╭─ DATASET ROWS
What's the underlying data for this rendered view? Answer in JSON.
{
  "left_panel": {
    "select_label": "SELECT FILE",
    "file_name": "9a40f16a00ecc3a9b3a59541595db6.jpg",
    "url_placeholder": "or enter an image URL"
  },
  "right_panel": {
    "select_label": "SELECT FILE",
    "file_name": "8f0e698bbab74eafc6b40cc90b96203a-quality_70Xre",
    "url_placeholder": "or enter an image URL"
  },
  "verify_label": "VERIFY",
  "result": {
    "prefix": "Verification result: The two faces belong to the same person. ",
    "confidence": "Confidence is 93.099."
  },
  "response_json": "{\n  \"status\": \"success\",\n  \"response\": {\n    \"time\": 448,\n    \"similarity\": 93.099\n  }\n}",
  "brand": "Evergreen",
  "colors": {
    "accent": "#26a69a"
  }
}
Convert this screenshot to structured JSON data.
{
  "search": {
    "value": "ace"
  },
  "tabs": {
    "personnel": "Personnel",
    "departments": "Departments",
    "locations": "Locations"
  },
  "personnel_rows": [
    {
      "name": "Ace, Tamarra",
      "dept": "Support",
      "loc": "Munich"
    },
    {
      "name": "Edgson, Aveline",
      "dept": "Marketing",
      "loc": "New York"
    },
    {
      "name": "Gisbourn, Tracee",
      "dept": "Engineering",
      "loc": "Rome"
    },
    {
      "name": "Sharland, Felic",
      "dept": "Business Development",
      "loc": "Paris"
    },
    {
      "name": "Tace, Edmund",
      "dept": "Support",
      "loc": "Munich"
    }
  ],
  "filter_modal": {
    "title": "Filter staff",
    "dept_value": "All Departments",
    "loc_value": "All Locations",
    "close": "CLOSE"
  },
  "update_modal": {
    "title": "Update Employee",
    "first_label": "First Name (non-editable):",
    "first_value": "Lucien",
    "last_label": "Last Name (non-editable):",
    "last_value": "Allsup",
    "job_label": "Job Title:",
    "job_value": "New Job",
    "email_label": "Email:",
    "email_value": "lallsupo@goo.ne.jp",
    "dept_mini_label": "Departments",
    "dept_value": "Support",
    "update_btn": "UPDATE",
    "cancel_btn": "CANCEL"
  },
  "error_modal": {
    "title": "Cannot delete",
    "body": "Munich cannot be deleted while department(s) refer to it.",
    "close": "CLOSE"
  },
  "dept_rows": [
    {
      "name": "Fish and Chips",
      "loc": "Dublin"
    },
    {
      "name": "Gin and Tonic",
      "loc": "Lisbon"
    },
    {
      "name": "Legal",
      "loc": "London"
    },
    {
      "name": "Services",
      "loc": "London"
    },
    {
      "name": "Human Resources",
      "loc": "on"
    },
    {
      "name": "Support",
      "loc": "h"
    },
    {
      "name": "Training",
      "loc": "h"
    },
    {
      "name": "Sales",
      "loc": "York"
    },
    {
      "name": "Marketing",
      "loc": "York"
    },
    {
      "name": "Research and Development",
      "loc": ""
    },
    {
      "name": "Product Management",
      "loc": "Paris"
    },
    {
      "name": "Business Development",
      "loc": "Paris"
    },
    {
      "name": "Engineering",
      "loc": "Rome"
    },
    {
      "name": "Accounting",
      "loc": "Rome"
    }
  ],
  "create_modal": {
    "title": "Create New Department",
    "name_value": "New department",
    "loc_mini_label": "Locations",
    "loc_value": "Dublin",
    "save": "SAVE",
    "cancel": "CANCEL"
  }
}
╰─
EXERCISE OBJECTIVE - Search the data above for the word "Engineering", then gather each line in which it appears.

EXERCISE SOLUTION -
      "dept": "Engineering",
      "name": "Engineering",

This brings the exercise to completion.